== WORK REQUIRED ==
Write out each line exactly as given. Leave the pictures out of your copy.

== RECORDS FOR PROCESSING ==

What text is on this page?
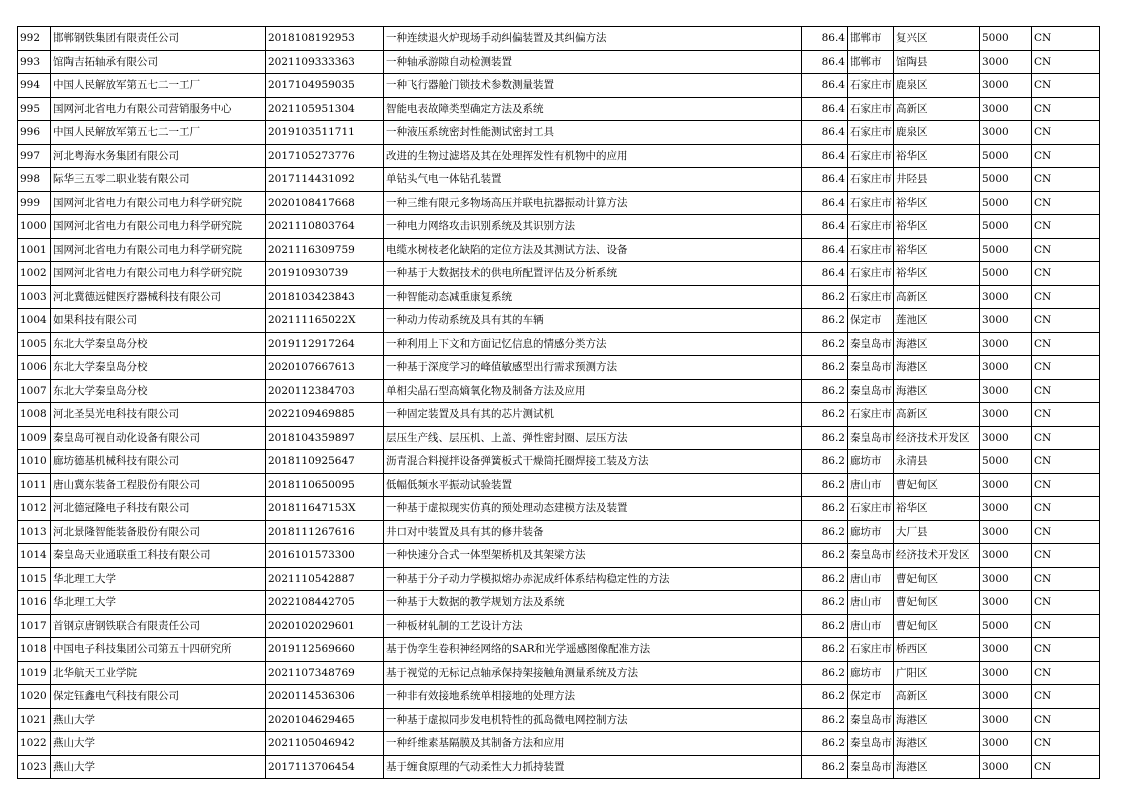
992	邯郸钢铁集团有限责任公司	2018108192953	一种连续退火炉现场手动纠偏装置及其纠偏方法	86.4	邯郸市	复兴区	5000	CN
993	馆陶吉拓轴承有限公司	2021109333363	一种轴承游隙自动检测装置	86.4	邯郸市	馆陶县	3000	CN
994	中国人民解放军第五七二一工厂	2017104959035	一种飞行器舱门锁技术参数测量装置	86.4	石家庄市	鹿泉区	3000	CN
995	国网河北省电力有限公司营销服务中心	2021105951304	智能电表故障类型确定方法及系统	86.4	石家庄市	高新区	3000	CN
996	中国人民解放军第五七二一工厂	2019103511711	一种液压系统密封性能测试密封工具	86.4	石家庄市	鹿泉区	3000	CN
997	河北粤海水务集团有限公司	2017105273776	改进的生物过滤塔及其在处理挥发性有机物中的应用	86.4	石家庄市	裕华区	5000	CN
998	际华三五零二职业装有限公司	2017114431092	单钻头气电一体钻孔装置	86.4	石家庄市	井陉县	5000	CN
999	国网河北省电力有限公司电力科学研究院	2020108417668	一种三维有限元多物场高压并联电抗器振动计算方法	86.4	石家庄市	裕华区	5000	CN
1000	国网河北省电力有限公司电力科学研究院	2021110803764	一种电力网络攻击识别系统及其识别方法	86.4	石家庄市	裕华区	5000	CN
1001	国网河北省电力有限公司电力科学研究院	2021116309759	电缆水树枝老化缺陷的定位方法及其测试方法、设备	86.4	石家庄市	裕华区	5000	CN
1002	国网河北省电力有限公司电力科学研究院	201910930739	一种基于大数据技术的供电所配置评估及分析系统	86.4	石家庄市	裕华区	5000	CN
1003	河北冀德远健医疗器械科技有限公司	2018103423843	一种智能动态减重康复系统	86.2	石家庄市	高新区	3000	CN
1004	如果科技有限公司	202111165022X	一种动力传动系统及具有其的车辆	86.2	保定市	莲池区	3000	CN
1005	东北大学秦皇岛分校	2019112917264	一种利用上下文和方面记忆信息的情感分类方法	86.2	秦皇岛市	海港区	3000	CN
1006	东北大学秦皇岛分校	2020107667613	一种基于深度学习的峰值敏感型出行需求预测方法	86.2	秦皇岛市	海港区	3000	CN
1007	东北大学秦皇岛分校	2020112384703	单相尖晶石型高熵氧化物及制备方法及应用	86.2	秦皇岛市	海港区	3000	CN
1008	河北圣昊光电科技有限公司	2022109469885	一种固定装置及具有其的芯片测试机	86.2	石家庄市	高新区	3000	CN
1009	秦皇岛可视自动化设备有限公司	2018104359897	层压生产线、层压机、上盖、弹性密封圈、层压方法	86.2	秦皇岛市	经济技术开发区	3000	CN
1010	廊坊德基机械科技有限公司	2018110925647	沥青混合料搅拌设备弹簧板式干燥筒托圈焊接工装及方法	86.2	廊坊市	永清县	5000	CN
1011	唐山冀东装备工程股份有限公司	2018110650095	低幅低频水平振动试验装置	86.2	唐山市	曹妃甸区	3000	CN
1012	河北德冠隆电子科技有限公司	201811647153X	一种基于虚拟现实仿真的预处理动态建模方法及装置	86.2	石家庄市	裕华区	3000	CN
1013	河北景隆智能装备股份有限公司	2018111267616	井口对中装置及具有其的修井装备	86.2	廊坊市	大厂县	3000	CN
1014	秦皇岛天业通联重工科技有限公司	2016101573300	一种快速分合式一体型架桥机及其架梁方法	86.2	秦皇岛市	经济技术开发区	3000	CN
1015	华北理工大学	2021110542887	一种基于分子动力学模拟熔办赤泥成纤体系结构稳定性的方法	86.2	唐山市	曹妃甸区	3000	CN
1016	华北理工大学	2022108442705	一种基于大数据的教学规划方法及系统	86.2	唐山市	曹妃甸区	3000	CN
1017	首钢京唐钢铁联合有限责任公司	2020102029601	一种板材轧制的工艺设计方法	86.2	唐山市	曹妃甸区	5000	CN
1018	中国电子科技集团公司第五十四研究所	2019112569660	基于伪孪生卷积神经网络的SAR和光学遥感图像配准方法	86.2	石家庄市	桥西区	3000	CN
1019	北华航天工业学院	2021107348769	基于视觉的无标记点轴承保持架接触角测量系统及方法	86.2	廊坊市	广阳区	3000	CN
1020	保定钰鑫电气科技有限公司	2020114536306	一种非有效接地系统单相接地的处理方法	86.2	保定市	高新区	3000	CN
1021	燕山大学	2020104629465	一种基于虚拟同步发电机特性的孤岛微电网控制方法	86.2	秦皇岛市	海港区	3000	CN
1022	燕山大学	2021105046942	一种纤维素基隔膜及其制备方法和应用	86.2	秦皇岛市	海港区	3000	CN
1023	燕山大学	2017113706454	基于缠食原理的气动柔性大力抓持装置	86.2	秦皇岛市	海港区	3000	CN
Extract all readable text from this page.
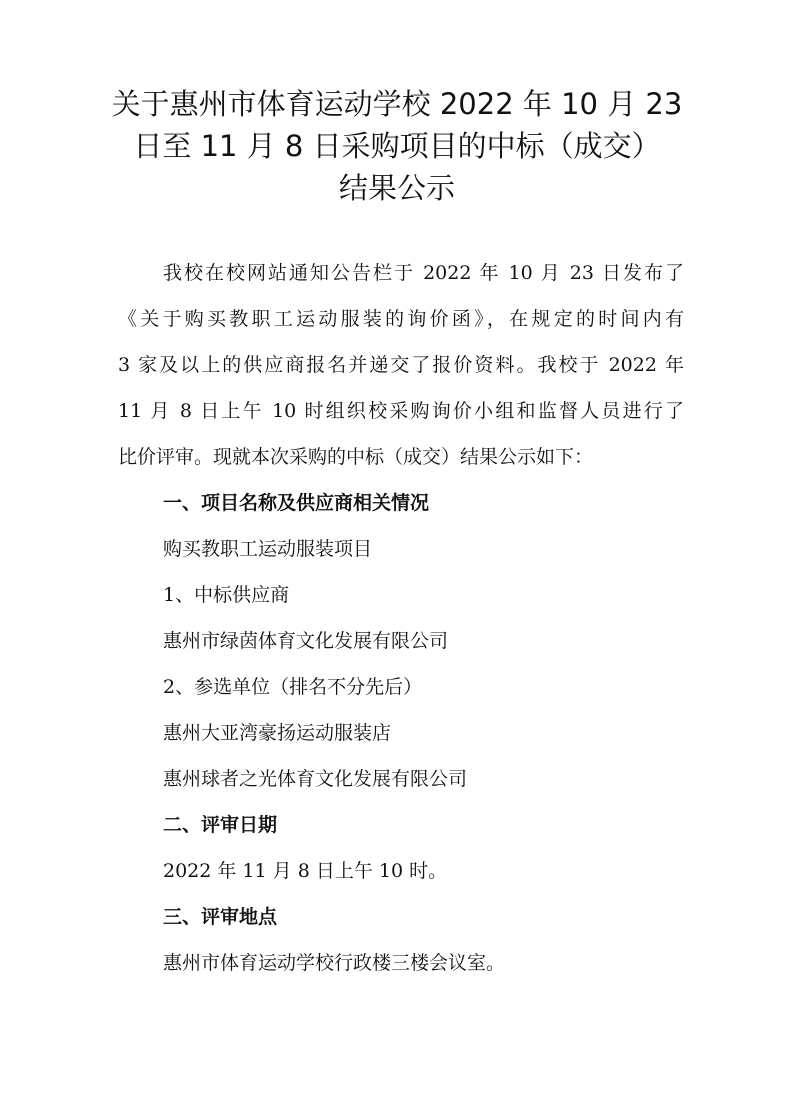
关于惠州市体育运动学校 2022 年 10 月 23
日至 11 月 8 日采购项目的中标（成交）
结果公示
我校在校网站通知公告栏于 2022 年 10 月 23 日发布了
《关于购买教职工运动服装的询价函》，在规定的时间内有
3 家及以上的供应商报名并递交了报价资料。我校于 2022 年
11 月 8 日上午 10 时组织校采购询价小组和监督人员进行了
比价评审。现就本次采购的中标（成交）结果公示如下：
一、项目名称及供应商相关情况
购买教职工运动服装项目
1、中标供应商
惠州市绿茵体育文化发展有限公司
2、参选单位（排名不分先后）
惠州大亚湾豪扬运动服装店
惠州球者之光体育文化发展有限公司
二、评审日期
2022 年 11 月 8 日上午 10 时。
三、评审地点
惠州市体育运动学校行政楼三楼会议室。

== RESPONSE FOR THIS EXERCISE ==
What text is on this page?
992	邯郸钢铁集团有限责任公司	2018108192953	一种连续退火炉现场手动纠偏装置及其纠偏方法	86.4	邯郸市	复兴区	5000	CN
993	馆陶吉拓轴承有限公司	2021109333363	一种轴承游隙自动检测装置	86.4	邯郸市	馆陶县	3000	CN
994	中国人民解放军第五七二一工厂	2017104959035	一种飞行器舱门锁技术参数测量装置	86.4	石家庄市	鹿泉区	3000	CN
995	国网河北省电力有限公司营销服务中心	2021105951304	智能电表故障类型确定方法及系统	86.4	石家庄市	高新区	3000	CN
996	中国人民解放军第五七二一工厂	2019103511711	一种液压系统密封性能测试密封工具	86.4	石家庄市	鹿泉区	3000	CN
997	河北粤海水务集团有限公司	2017105273776	改进的生物过滤塔及其在处理挥发性有机物中的应用	86.4	石家庄市	裕华区	5000	CN
998	际华三五零二职业装有限公司	2017114431092	单钻头气电一体钻孔装置	86.4	石家庄市	井陉县	5000	CN
999	国网河北省电力有限公司电力科学研究院	2020108417668	一种三维有限元多物场高压并联电抗器振动计算方法	86.4	石家庄市	裕华区	5000	CN
1000	国网河北省电力有限公司电力科学研究院	2021110803764	一种电力网络攻击识别系统及其识别方法	86.4	石家庄市	裕华区	5000	CN
1001	国网河北省电力有限公司电力科学研究院	2021116309759	电缆水树枝老化缺陷的定位方法及其测试方法、设备	86.4	石家庄市	裕华区	5000	CN
1002	国网河北省电力有限公司电力科学研究院	201910930739	一种基于大数据技术的供电所配置评估及分析系统	86.4	石家庄市	裕华区	5000	CN
1003	河北冀德远健医疗器械科技有限公司	2018103423843	一种智能动态减重康复系统	86.2	石家庄市	高新区	3000	CN
1004	如果科技有限公司	202111165022X	一种动力传动系统及具有其的车辆	86.2	保定市	莲池区	3000	CN
1005	东北大学秦皇岛分校	2019112917264	一种利用上下文和方面记忆信息的情感分类方法	86.2	秦皇岛市	海港区	3000	CN
1006	东北大学秦皇岛分校	2020107667613	一种基于深度学习的峰值敏感型出行需求预测方法	86.2	秦皇岛市	海港区	3000	CN
1007	东北大学秦皇岛分校	2020112384703	单相尖晶石型高熵氧化物及制备方法及应用	86.2	秦皇岛市	海港区	3000	CN
1008	河北圣昊光电科技有限公司	2022109469885	一种固定装置及具有其的芯片测试机	86.2	石家庄市	高新区	3000	CN
1009	秦皇岛可视自动化设备有限公司	2018104359897	层压生产线、层压机、上盖、弹性密封圈、层压方法	86.2	秦皇岛市	经济技术开发区	3000	CN
1010	廊坊德基机械科技有限公司	2018110925647	沥青混合料搅拌设备弹簧板式干燥筒托圈焊接工装及方法	86.2	廊坊市	永清县	5000	CN
1011	唐山冀东装备工程股份有限公司	2018110650095	低幅低频水平振动试验装置	86.2	唐山市	曹妃甸区	3000	CN
1012	河北德冠隆电子科技有限公司	201811647153X	一种基于虚拟现实仿真的预处理动态建模方法及装置	86.2	石家庄市	裕华区	3000	CN
1013	河北景隆智能装备股份有限公司	2018111267616	井口对中装置及具有其的修井装备	86.2	廊坊市	大厂县	3000	CN
1014	秦皇岛天业通联重工科技有限公司	2016101573300	一种快速分合式一体型架桥机及其架梁方法	86.2	秦皇岛市	经济技术开发区	3000	CN
1015	华北理工大学	2021110542887	一种基于分子动力学模拟熔办赤泥成纤体系结构稳定性的方法	86.2	唐山市	曹妃甸区	3000	CN
1016	华北理工大学	2022108442705	一种基于大数据的教学规划方法及系统	86.2	唐山市	曹妃甸区	3000	CN
1017	首钢京唐钢铁联合有限责任公司	2020102029601	一种板材轧制的工艺设计方法	86.2	唐山市	曹妃甸区	5000	CN
1018	中国电子科技集团公司第五十四研究所	2019112569660	基于伪孪生卷积神经网络的SAR和光学遥感图像配准方法	86.2	石家庄市	桥西区	3000	CN
1019	北华航天工业学院	2021107348769	基于视觉的无标记点轴承保持架接触角测量系统及方法	86.2	廊坊市	广阳区	3000	CN
1020	保定钰鑫电气科技有限公司	2020114536306	一种非有效接地系统单相接地的处理方法	86.2	保定市	高新区	3000	CN
1021	燕山大学	2020104629465	一种基于虚拟同步发电机特性的孤岛微电网控制方法	86.2	秦皇岛市	海港区	3000	CN
1022	燕山大学	2021105046942	一种纤维素基隔膜及其制备方法和应用	86.2	秦皇岛市	海港区	3000	CN
1023	燕山大学	2017113706454	基于缠食原理的气动柔性大力抓持装置	86.2	秦皇岛市	海港区	3000	CN
Extract all readable text from this page.
关于惠州市体育运动学校 2022 年 10 月 23
日至 11 月 8 日采购项目的中标（成交）
结果公示
我校在校网站通知公告栏于 2022 年 10 月 23 日发布了
《关于购买教职工运动服装的询价函》，在规定的时间内有
3 家及以上的供应商报名并递交了报价资料。我校于 2022 年
11 月 8 日上午 10 时组织校采购询价小组和监督人员进行了
比价评审。现就本次采购的中标（成交）结果公示如下：
一、项目名称及供应商相关情况
购买教职工运动服装项目
1、中标供应商
惠州市绿茵体育文化发展有限公司
2、参选单位（排名不分先后）
惠州大亚湾豪扬运动服装店
惠州球者之光体育文化发展有限公司
二、评审日期
2022 年 11 月 8 日上午 10 时。
三、评审地点
惠州市体育运动学校行政楼三楼会议室。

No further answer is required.